**Data for the task**
☆ ☆ ☆ ☆ ☆

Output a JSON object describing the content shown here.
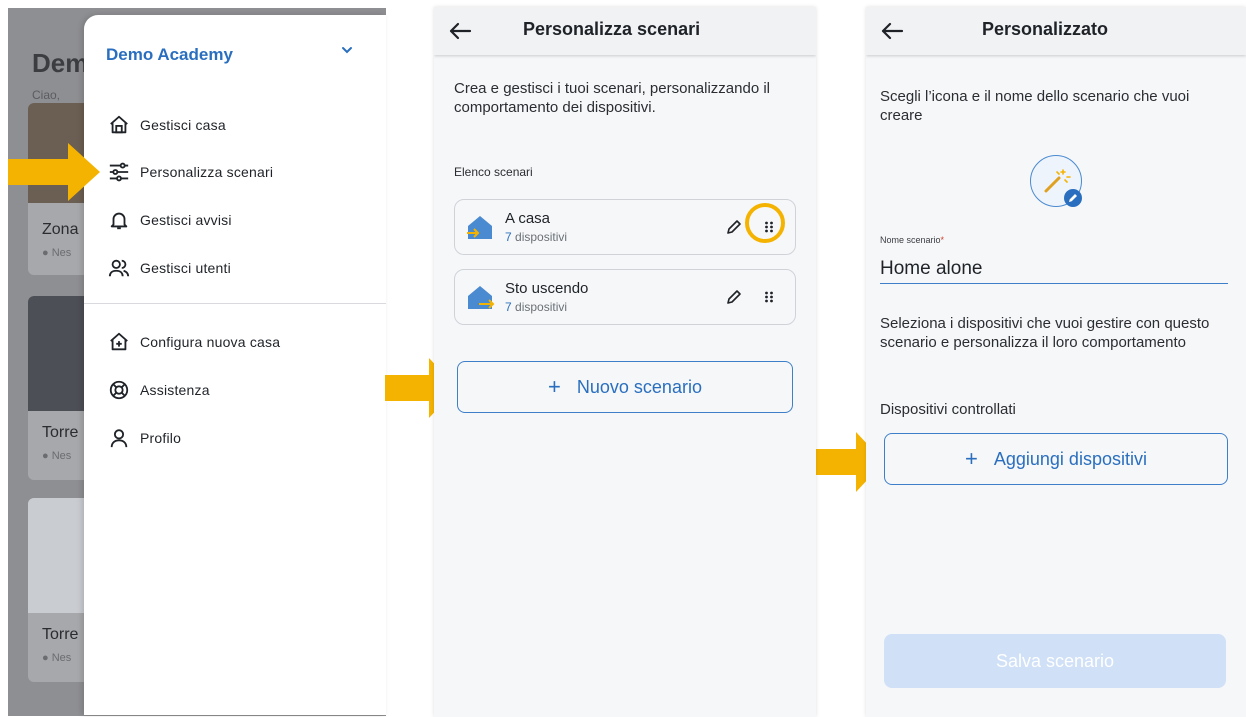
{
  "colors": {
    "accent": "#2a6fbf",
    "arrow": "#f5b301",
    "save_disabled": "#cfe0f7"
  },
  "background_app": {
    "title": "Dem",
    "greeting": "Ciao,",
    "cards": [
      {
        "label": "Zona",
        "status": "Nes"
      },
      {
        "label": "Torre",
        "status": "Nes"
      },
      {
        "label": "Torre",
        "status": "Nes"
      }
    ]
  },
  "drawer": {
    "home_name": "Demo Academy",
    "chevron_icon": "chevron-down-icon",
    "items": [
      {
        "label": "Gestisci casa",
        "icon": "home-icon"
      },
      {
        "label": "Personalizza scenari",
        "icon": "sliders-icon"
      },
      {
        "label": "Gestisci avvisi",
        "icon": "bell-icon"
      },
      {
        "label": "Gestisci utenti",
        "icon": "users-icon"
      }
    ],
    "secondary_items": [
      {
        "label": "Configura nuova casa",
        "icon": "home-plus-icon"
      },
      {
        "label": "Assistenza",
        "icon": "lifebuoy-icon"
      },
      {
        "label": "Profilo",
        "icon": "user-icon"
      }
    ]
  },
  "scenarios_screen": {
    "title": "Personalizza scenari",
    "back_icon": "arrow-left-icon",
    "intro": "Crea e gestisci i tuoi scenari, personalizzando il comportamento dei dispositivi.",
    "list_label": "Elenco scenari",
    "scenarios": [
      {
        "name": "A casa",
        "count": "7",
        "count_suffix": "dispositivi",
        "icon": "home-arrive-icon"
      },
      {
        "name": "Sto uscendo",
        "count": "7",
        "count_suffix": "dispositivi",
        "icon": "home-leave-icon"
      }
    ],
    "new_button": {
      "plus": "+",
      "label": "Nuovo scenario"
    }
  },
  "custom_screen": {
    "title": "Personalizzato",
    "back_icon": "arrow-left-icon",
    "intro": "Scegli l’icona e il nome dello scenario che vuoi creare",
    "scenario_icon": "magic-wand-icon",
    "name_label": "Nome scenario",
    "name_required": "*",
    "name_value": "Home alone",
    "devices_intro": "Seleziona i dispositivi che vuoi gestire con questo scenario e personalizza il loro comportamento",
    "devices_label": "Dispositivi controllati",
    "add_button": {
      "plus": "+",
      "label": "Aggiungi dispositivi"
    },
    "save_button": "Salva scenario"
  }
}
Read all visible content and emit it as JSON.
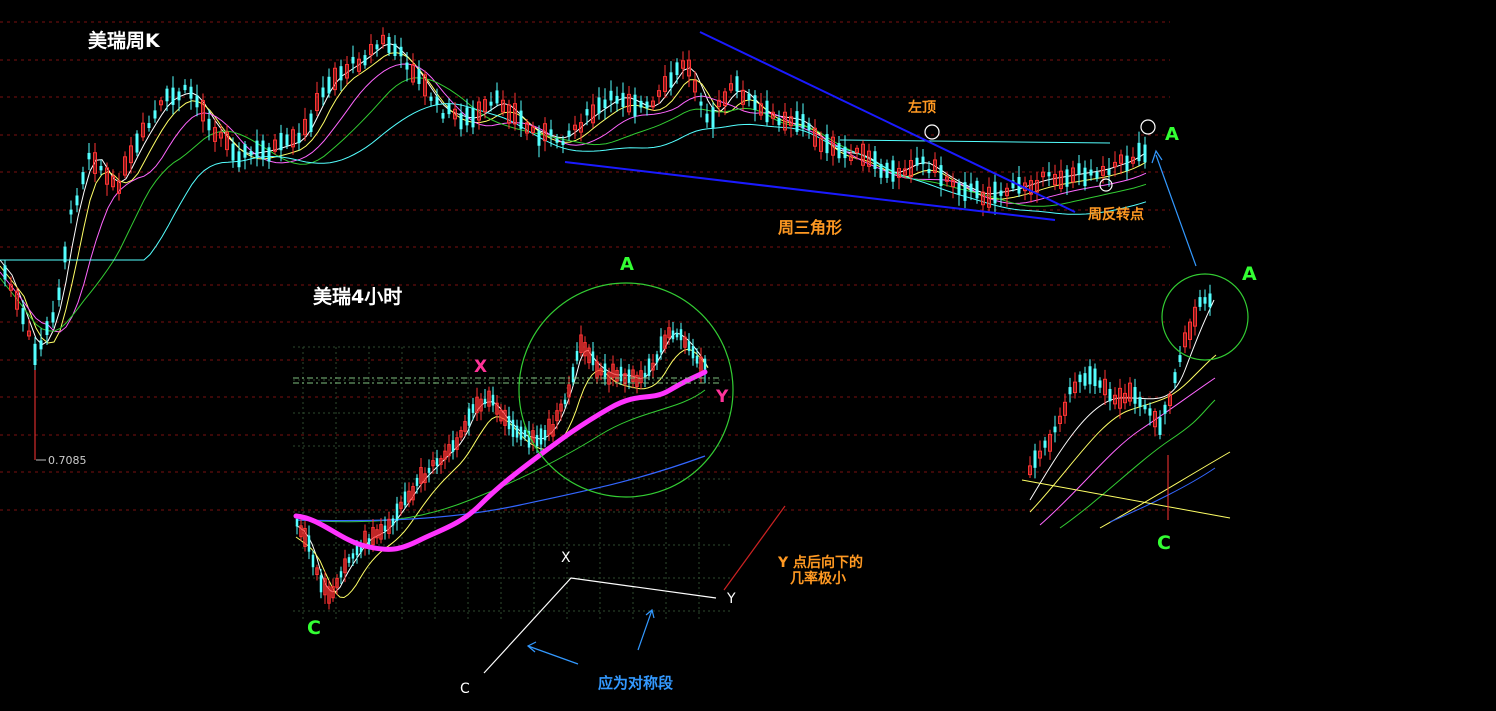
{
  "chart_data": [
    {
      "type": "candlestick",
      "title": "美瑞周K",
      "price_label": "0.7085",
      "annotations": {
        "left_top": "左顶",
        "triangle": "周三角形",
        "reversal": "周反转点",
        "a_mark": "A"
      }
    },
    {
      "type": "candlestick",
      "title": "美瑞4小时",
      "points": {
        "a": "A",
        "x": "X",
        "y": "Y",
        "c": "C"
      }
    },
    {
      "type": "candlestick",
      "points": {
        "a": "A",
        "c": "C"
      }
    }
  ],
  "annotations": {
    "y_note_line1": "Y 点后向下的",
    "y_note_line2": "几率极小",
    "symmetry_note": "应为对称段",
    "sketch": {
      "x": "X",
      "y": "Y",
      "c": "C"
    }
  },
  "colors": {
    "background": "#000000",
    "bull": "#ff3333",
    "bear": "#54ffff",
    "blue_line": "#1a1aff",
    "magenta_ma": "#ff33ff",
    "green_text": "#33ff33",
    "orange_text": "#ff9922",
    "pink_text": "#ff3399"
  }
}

☆ ☆ ☆ ☆ ☆

Quote the records in their entirety, keeping the wording exact and excluding pictures.

Output a JSON object describing the content shown here.
{
  "colors": {
    "accent": "#2a6fbf",
    "arrow": "#f5b301",
    "save_disabled": "#cfe0f7"
  },
  "background_app": {
    "title": "Dem",
    "greeting": "Ciao,",
    "cards": [
      {
        "label": "Zona",
        "status": "Nes"
      },
      {
        "label": "Torre",
        "status": "Nes"
      },
      {
        "label": "Torre",
        "status": "Nes"
      }
    ]
  },
  "drawer": {
    "home_name": "Demo Academy",
    "chevron_icon": "chevron-down-icon",
    "items": [
      {
        "label": "Gestisci casa",
        "icon": "home-icon"
      },
      {
        "label": "Personalizza scenari",
        "icon": "sliders-icon"
      },
      {
        "label": "Gestisci avvisi",
        "icon": "bell-icon"
      },
      {
        "label": "Gestisci utenti",
        "icon": "users-icon"
      }
    ],
    "secondary_items": [
      {
        "label": "Configura nuova casa",
        "icon": "home-plus-icon"
      },
      {
        "label": "Assistenza",
        "icon": "lifebuoy-icon"
      },
      {
        "label": "Profilo",
        "icon": "user-icon"
      }
    ]
  },
  "scenarios_screen": {
    "title": "Personalizza scenari",
    "back_icon": "arrow-left-icon",
    "intro": "Crea e gestisci i tuoi scenari, personalizzando il comportamento dei dispositivi.",
    "list_label": "Elenco scenari",
    "scenarios": [
      {
        "name": "A casa",
        "count": "7",
        "count_suffix": "dispositivi",
        "icon": "home-arrive-icon"
      },
      {
        "name": "Sto uscendo",
        "count": "7",
        "count_suffix": "dispositivi",
        "icon": "home-leave-icon"
      }
    ],
    "new_button": {
      "plus": "+",
      "label": "Nuovo scenario"
    }
  },
  "custom_screen": {
    "title": "Personalizzato",
    "back_icon": "arrow-left-icon",
    "intro": "Scegli l’icona e il nome dello scenario che vuoi creare",
    "scenario_icon": "magic-wand-icon",
    "name_label": "Nome scenario",
    "name_required": "*",
    "name_value": "Home alone",
    "devices_intro": "Seleziona i dispositivi che vuoi gestire con questo scenario e personalizza il loro comportamento",
    "devices_label": "Dispositivi controllati",
    "add_button": {
      "plus": "+",
      "label": "Aggiungi dispositivi"
    },
    "save_button": "Salva scenario"
  }
}
Read all visible content and emit it as JSON.
{
  "chart_data": [
    {
      "type": "candlestick",
      "title": "美瑞周K",
      "price_label": "0.7085",
      "annotations": {
        "left_top": "左顶",
        "triangle": "周三角形",
        "reversal": "周反转点",
        "a_mark": "A"
      }
    },
    {
      "type": "candlestick",
      "title": "美瑞4小时",
      "points": {
        "a": "A",
        "x": "X",
        "y": "Y",
        "c": "C"
      }
    },
    {
      "type": "candlestick",
      "points": {
        "a": "A",
        "c": "C"
      }
    }
  ],
  "annotations": {
    "y_note_line1": "Y 点后向下的",
    "y_note_line2": "几率极小",
    "symmetry_note": "应为对称段",
    "sketch": {
      "x": "X",
      "y": "Y",
      "c": "C"
    }
  },
  "colors": {
    "background": "#000000",
    "bull": "#ff3333",
    "bear": "#54ffff",
    "blue_line": "#1a1aff",
    "magenta_ma": "#ff33ff",
    "green_text": "#33ff33",
    "orange_text": "#ff9922",
    "pink_text": "#ff3399"
  }
}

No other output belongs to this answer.